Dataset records
+ + + + +
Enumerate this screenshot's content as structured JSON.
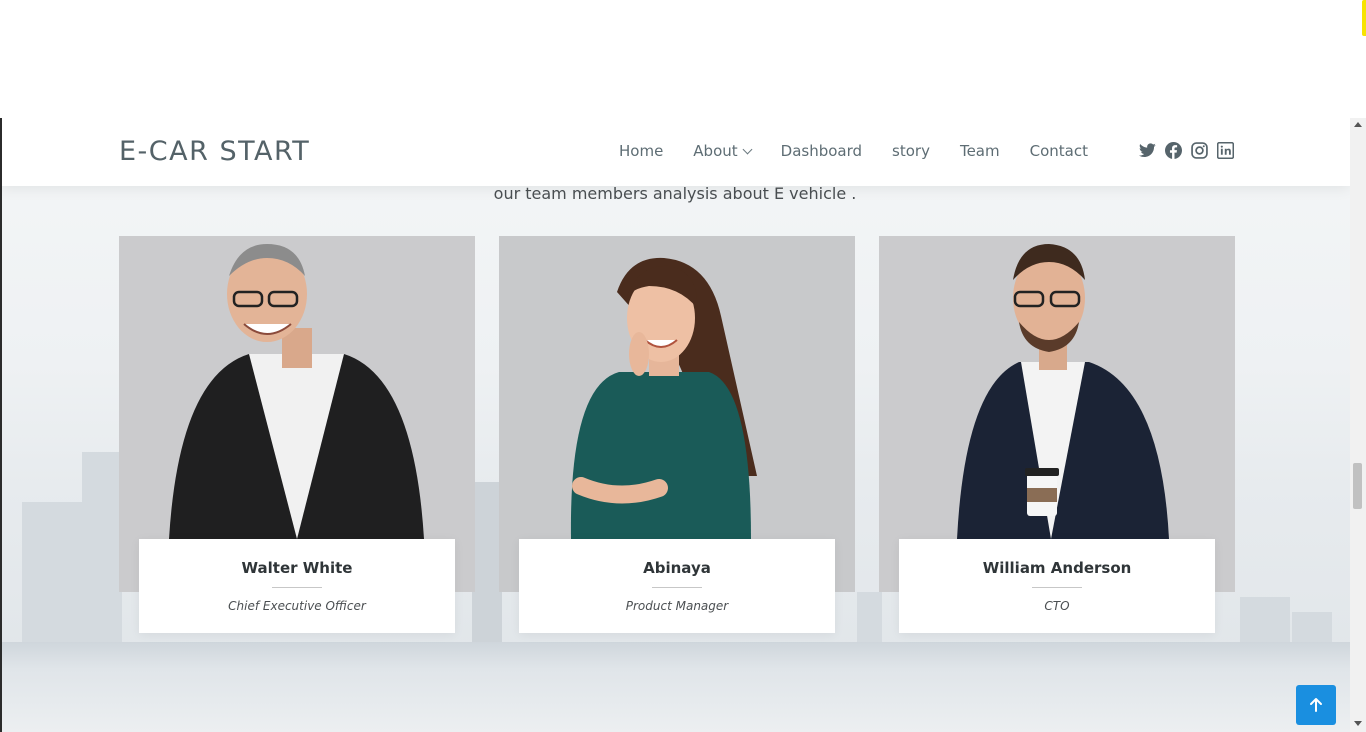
{
  "header": {
    "logo": "E-CAR START",
    "nav": [
      {
        "label": "Home",
        "has_dropdown": false
      },
      {
        "label": "About",
        "has_dropdown": true
      },
      {
        "label": "Dashboard",
        "has_dropdown": false
      },
      {
        "label": "story",
        "has_dropdown": false
      },
      {
        "label": "Team",
        "has_dropdown": false
      },
      {
        "label": "Contact",
        "has_dropdown": false
      }
    ],
    "social_icons": [
      "twitter-icon",
      "facebook-icon",
      "instagram-icon",
      "linkedin-icon"
    ]
  },
  "team": {
    "subtitle": "our team members analysis about E vehicle .",
    "members": [
      {
        "name": "Walter White",
        "role": "Chief Executive Officer"
      },
      {
        "name": "Abinaya",
        "role": "Product Manager"
      },
      {
        "name": "William Anderson",
        "role": "CTO"
      }
    ]
  },
  "colors": {
    "accent": "#1a8fe0",
    "nav_text": "#5e6d74",
    "logo_text": "#546268"
  },
  "back_to_top_icon": "arrow-up-icon"
}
+ + + + +
- _TASK BRIEF_:
Working from the entries above, return all lines that contain "name".

- _OUTPUT FOR THIS TASK_:
        "name": "Walter White",
        "name": "Abinaya",
        "name": "William Anderson",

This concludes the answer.